TASK INSTRUCTIONS: So that nothing is lost, write out all the lines below exactly.

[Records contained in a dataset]
....
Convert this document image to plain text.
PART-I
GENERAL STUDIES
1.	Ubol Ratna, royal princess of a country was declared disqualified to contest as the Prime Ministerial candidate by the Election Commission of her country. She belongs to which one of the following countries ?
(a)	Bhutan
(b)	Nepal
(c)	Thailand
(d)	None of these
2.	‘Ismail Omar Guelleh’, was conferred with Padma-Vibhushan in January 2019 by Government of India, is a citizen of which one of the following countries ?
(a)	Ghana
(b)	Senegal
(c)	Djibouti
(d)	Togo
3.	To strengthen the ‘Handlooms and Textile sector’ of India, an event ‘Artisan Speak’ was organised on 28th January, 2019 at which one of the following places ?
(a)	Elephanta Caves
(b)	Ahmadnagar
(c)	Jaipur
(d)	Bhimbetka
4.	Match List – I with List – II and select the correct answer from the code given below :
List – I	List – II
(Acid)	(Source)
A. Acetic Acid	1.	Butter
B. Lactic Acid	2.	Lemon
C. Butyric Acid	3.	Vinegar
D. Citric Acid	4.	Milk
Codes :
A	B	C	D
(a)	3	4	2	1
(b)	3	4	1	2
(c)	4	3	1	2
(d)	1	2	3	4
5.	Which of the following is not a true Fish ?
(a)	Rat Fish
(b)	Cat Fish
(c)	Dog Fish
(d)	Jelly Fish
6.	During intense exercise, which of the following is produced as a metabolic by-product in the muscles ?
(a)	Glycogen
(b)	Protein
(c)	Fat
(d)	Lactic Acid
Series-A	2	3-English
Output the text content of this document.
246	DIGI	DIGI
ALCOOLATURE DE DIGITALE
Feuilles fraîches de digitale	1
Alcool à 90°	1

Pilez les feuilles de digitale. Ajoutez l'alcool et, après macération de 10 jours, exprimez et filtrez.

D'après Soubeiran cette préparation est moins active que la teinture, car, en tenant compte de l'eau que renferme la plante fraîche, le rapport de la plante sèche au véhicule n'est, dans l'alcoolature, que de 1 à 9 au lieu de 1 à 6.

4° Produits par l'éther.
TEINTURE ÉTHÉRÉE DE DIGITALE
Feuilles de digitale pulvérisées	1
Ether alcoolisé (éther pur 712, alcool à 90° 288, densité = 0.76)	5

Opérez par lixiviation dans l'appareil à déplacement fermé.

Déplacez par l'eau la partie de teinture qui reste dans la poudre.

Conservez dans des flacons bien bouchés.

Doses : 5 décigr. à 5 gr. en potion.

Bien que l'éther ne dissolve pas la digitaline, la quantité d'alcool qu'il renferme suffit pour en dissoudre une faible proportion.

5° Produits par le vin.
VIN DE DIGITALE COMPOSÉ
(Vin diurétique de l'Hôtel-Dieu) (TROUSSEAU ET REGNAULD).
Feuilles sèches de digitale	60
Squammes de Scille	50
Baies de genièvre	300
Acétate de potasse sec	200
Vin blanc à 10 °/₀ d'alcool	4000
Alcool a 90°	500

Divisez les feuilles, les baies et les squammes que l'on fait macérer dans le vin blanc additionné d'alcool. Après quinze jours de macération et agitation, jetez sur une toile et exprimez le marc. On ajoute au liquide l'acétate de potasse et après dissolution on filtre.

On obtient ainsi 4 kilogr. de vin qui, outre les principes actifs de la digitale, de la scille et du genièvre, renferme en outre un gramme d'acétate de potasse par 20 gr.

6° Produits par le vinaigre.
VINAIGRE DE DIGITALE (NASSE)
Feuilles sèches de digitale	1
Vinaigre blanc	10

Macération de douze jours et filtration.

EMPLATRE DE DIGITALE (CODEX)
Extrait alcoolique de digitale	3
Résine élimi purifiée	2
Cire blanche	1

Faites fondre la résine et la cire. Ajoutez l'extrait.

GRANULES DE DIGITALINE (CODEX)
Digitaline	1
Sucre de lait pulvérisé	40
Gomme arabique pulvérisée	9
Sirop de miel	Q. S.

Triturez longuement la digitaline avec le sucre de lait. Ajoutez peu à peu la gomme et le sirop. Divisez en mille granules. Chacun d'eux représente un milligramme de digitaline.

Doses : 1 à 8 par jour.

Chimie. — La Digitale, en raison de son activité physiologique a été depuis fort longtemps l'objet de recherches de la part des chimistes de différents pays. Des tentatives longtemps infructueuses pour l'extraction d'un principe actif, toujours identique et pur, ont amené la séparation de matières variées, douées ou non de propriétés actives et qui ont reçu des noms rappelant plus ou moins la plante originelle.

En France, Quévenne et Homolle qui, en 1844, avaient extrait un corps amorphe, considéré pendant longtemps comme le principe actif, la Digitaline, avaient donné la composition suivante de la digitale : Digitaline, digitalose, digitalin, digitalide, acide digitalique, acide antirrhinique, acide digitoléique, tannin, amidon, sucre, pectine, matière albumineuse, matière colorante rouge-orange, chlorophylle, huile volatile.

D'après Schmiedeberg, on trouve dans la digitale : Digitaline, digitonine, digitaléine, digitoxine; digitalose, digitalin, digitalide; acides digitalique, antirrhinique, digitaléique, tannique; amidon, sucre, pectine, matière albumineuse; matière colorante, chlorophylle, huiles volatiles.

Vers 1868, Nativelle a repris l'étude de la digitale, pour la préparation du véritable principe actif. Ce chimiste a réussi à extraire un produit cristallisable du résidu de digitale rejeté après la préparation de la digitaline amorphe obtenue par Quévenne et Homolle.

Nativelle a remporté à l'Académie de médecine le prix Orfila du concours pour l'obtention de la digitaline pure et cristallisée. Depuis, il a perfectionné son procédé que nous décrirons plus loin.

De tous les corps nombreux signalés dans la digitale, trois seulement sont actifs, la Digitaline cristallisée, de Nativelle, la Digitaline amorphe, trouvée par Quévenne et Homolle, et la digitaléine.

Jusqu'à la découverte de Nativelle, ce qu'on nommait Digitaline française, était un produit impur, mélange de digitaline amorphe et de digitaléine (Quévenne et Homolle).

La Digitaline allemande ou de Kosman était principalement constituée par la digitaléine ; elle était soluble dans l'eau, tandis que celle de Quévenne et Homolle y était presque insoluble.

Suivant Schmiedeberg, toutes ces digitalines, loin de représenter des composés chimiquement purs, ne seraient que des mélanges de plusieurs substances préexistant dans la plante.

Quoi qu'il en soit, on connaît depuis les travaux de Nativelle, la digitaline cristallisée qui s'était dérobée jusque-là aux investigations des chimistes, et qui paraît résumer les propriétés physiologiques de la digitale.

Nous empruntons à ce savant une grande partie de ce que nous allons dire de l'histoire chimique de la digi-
....
RESULT OF THE TASK:
Convert this document image to plain text.
PART-I
GENERAL STUDIES
1.	Ubol Ratna, royal princess of a country was declared disqualified to contest as the Prime Ministerial candidate by the Election Commission of her country. She belongs to which one of the following countries ?
(a)	Bhutan
(b)	Nepal
(c)	Thailand
(d)	None of these
2.	‘Ismail Omar Guelleh’, was conferred with Padma-Vibhushan in January 2019 by Government of India, is a citizen of which one of the following countries ?
(a)	Ghana
(b)	Senegal
(c)	Djibouti
(d)	Togo
3.	To strengthen the ‘Handlooms and Textile sector’ of India, an event ‘Artisan Speak’ was organised on 28th January, 2019 at which one of the following places ?
(a)	Elephanta Caves
(b)	Ahmadnagar
(c)	Jaipur
(d)	Bhimbetka
4.	Match List – I with List – II and select the correct answer from the code given below :
List – I	List – II
(Acid)	(Source)
A. Acetic Acid	1.	Butter
B. Lactic Acid	2.	Lemon
C. Butyric Acid	3.	Vinegar
D. Citric Acid	4.	Milk
Codes :
A	B	C	D
(a)	3	4	2	1
(b)	3	4	1	2
(c)	4	3	1	2
(d)	1	2	3	4
5.	Which of the following is not a true Fish ?
(a)	Rat Fish
(b)	Cat Fish
(c)	Dog Fish
(d)	Jelly Fish
6.	During intense exercise, which of the following is produced as a metabolic by-product in the muscles ?
(a)	Glycogen
(b)	Protein
(c)	Fat
(d)	Lactic Acid
Series-A	2	3-English
Output the text content of this document.
246	DIGI	DIGI
ALCOOLATURE DE DIGITALE
Feuilles fraîches de digitale	1
Alcool à 90°	1

Pilez les feuilles de digitale. Ajoutez l'alcool et, après macération de 10 jours, exprimez et filtrez.

D'après Soubeiran cette préparation est moins active que la teinture, car, en tenant compte de l'eau que renferme la plante fraîche, le rapport de la plante sèche au véhicule n'est, dans l'alcoolature, que de 1 à 9 au lieu de 1 à 6.

4° Produits par l'éther.
TEINTURE ÉTHÉRÉE DE DIGITALE
Feuilles de digitale pulvérisées	1
Ether alcoolisé (éther pur 712, alcool à 90° 288, densité = 0.76)	5

Opérez par lixiviation dans l'appareil à déplacement fermé.

Déplacez par l'eau la partie de teinture qui reste dans la poudre.

Conservez dans des flacons bien bouchés.

Doses : 5 décigr. à 5 gr. en potion.

Bien que l'éther ne dissolve pas la digitaline, la quantité d'alcool qu'il renferme suffit pour en dissoudre une faible proportion.

5° Produits par le vin.
VIN DE DIGITALE COMPOSÉ
(Vin diurétique de l'Hôtel-Dieu) (TROUSSEAU ET REGNAULD).
Feuilles sèches de digitale	60
Squammes de Scille	50
Baies de genièvre	300
Acétate de potasse sec	200
Vin blanc à 10 °/₀ d'alcool	4000
Alcool a 90°	500

Divisez les feuilles, les baies et les squammes que l'on fait macérer dans le vin blanc additionné d'alcool. Après quinze jours de macération et agitation, jetez sur une toile et exprimez le marc. On ajoute au liquide l'acétate de potasse et après dissolution on filtre.

On obtient ainsi 4 kilogr. de vin qui, outre les principes actifs de la digitale, de la scille et du genièvre, renferme en outre un gramme d'acétate de potasse par 20 gr.

6° Produits par le vinaigre.
VINAIGRE DE DIGITALE (NASSE)
Feuilles sèches de digitale	1
Vinaigre blanc	10

Macération de douze jours et filtration.

EMPLATRE DE DIGITALE (CODEX)
Extrait alcoolique de digitale	3
Résine élimi purifiée	2
Cire blanche	1

Faites fondre la résine et la cire. Ajoutez l'extrait.

GRANULES DE DIGITALINE (CODEX)
Digitaline	1
Sucre de lait pulvérisé	40
Gomme arabique pulvérisée	9
Sirop de miel	Q. S.

Triturez longuement la digitaline avec le sucre de lait. Ajoutez peu à peu la gomme et le sirop. Divisez en mille granules. Chacun d'eux représente un milligramme de digitaline.

Doses : 1 à 8 par jour.

Chimie. — La Digitale, en raison de son activité physiologique a été depuis fort longtemps l'objet de recherches de la part des chimistes de différents pays. Des tentatives longtemps infructueuses pour l'extraction d'un principe actif, toujours identique et pur, ont amené la séparation de matières variées, douées ou non de propriétés actives et qui ont reçu des noms rappelant plus ou moins la plante originelle.

En France, Quévenne et Homolle qui, en 1844, avaient extrait un corps amorphe, considéré pendant longtemps comme le principe actif, la Digitaline, avaient donné la composition suivante de la digitale : Digitaline, digitalose, digitalin, digitalide, acide digitalique, acide antirrhinique, acide digitoléique, tannin, amidon, sucre, pectine, matière albumineuse, matière colorante rouge-orange, chlorophylle, huile volatile.

D'après Schmiedeberg, on trouve dans la digitale : Digitaline, digitonine, digitaléine, digitoxine; digitalose, digitalin, digitalide; acides digitalique, antirrhinique, digitaléique, tannique; amidon, sucre, pectine, matière albumineuse; matière colorante, chlorophylle, huiles volatiles.

Vers 1868, Nativelle a repris l'étude de la digitale, pour la préparation du véritable principe actif. Ce chimiste a réussi à extraire un produit cristallisable du résidu de digitale rejeté après la préparation de la digitaline amorphe obtenue par Quévenne et Homolle.

Nativelle a remporté à l'Académie de médecine le prix Orfila du concours pour l'obtention de la digitaline pure et cristallisée. Depuis, il a perfectionné son procédé que nous décrirons plus loin.

De tous les corps nombreux signalés dans la digitale, trois seulement sont actifs, la Digitaline cristallisée, de Nativelle, la Digitaline amorphe, trouvée par Quévenne et Homolle, et la digitaléine.

Jusqu'à la découverte de Nativelle, ce qu'on nommait Digitaline française, était un produit impur, mélange de digitaline amorphe et de digitaléine (Quévenne et Homolle).

La Digitaline allemande ou de Kosman était principalement constituée par la digitaléine ; elle était soluble dans l'eau, tandis que celle de Quévenne et Homolle y était presque insoluble.

Suivant Schmiedeberg, toutes ces digitalines, loin de représenter des composés chimiquement purs, ne seraient que des mélanges de plusieurs substances préexistant dans la plante.

Quoi qu'il en soit, on connaît depuis les travaux de Nativelle, la digitaline cristallisée qui s'était dérobée jusque-là aux investigations des chimistes, et qui paraît résumer les propriétés physiologiques de la digitale.

Nous empruntons à ce savant une grande partie de ce que nous allons dire de l'histoire chimique de la digi-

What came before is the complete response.